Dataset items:
- - - -
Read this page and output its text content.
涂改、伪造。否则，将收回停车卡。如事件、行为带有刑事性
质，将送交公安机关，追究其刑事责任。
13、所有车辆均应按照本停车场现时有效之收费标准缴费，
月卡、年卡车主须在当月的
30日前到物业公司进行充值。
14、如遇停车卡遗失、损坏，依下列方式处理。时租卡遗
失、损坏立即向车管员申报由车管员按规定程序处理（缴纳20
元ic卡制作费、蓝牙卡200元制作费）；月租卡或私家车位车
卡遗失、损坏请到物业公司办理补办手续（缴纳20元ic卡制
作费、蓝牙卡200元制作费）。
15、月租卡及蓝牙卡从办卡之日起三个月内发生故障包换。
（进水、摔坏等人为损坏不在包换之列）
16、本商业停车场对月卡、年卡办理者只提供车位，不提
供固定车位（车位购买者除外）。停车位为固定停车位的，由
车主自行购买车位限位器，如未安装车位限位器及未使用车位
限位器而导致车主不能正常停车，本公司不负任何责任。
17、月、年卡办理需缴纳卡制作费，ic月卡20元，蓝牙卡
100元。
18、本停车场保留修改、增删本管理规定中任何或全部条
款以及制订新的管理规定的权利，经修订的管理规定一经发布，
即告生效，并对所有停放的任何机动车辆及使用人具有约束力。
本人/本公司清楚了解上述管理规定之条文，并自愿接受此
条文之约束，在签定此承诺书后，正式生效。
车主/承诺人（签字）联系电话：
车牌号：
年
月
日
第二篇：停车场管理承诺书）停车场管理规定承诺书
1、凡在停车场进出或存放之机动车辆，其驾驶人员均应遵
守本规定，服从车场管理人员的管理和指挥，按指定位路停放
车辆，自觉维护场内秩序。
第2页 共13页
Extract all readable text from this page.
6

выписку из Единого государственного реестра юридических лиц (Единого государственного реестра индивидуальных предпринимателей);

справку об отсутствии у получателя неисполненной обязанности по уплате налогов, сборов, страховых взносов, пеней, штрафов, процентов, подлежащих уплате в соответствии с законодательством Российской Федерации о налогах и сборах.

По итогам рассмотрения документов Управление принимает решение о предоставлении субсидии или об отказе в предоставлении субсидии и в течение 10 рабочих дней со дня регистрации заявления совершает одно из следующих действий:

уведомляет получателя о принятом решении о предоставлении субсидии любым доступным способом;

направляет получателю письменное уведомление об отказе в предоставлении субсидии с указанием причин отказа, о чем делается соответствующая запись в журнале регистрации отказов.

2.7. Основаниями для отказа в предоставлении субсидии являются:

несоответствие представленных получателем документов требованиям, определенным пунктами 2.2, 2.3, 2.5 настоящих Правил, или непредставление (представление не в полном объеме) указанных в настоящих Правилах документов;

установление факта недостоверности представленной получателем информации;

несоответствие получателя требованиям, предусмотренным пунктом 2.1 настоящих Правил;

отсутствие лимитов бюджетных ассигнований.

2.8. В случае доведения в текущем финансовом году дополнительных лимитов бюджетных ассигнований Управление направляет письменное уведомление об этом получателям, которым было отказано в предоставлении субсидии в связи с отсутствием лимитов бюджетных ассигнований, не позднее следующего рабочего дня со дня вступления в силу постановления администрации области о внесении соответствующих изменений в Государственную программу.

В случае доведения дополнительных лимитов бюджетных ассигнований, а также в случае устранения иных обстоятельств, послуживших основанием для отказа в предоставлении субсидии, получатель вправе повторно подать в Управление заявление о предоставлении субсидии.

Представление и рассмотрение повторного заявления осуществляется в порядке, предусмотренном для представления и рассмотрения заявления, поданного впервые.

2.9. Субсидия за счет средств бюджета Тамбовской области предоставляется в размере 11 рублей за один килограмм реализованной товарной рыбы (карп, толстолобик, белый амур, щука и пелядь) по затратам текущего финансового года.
- - - -
AIM OF THE EXERCISE » Your task is to transcribe the material exactly.

WRITTEN REPLY »
Read this page and output its text content.
涂改、伪造。否则，将收回停车卡。如事件、行为带有刑事性
质，将送交公安机关，追究其刑事责任。
13、所有车辆均应按照本停车场现时有效之收费标准缴费，
月卡、年卡车主须在当月的
30日前到物业公司进行充值。
14、如遇停车卡遗失、损坏，依下列方式处理。时租卡遗
失、损坏立即向车管员申报由车管员按规定程序处理（缴纳20
元ic卡制作费、蓝牙卡200元制作费）；月租卡或私家车位车
卡遗失、损坏请到物业公司办理补办手续（缴纳20元ic卡制
作费、蓝牙卡200元制作费）。
15、月租卡及蓝牙卡从办卡之日起三个月内发生故障包换。
（进水、摔坏等人为损坏不在包换之列）
16、本商业停车场对月卡、年卡办理者只提供车位，不提
供固定车位（车位购买者除外）。停车位为固定停车位的，由
车主自行购买车位限位器，如未安装车位限位器及未使用车位
限位器而导致车主不能正常停车，本公司不负任何责任。
17、月、年卡办理需缴纳卡制作费，ic月卡20元，蓝牙卡
100元。
18、本停车场保留修改、增删本管理规定中任何或全部条
款以及制订新的管理规定的权利，经修订的管理规定一经发布，
即告生效，并对所有停放的任何机动车辆及使用人具有约束力。
本人/本公司清楚了解上述管理规定之条文，并自愿接受此
条文之约束，在签定此承诺书后，正式生效。
车主/承诺人（签字）联系电话：
车牌号：
年
月
日
第二篇：停车场管理承诺书）停车场管理规定承诺书
1、凡在停车场进出或存放之机动车辆，其驾驶人员均应遵
守本规定，服从车场管理人员的管理和指挥，按指定位路停放
车辆，自觉维护场内秩序。
第2页 共13页
Extract all readable text from this page.
6

выписку из Единого государственного реестра юридических лиц (Единого государственного реестра индивидуальных предпринимателей);

справку об отсутствии у получателя неисполненной обязанности по уплате налогов, сборов, страховых взносов, пеней, штрафов, процентов, подлежащих уплате в соответствии с законодательством Российской Федерации о налогах и сборах.

По итогам рассмотрения документов Управление принимает решение о предоставлении субсидии или об отказе в предоставлении субсидии и в течение 10 рабочих дней со дня регистрации заявления совершает одно из следующих действий:

уведомляет получателя о принятом решении о предоставлении субсидии любым доступным способом;

направляет получателю письменное уведомление об отказе в предоставлении субсидии с указанием причин отказа, о чем делается соответствующая запись в журнале регистрации отказов.

2.7. Основаниями для отказа в предоставлении субсидии являются:

несоответствие представленных получателем документов требованиям, определенным пунктами 2.2, 2.3, 2.5 настоящих Правил, или непредставление (представление не в полном объеме) указанных в настоящих Правилах документов;

установление факта недостоверности представленной получателем информации;

несоответствие получателя требованиям, предусмотренным пунктом 2.1 настоящих Правил;

отсутствие лимитов бюджетных ассигнований.

2.8. В случае доведения в текущем финансовом году дополнительных лимитов бюджетных ассигнований Управление направляет письменное уведомление об этом получателям, которым было отказано в предоставлении субсидии в связи с отсутствием лимитов бюджетных ассигнований, не позднее следующего рабочего дня со дня вступления в силу постановления администрации области о внесении соответствующих изменений в Государственную программу.

В случае доведения дополнительных лимитов бюджетных ассигнований, а также в случае устранения иных обстоятельств, послуживших основанием для отказа в предоставлении субсидии, получатель вправе повторно подать в Управление заявление о предоставлении субсидии.

Представление и рассмотрение повторного заявления осуществляется в порядке, предусмотренном для представления и рассмотрения заявления, поданного впервые.

2.9. Субсидия за счет средств бюджета Тамбовской области предоставляется в размере 11 рублей за один килограмм реализованной товарной рыбы (карп, толстолобик, белый амур, щука и пелядь) по затратам текущего финансового года.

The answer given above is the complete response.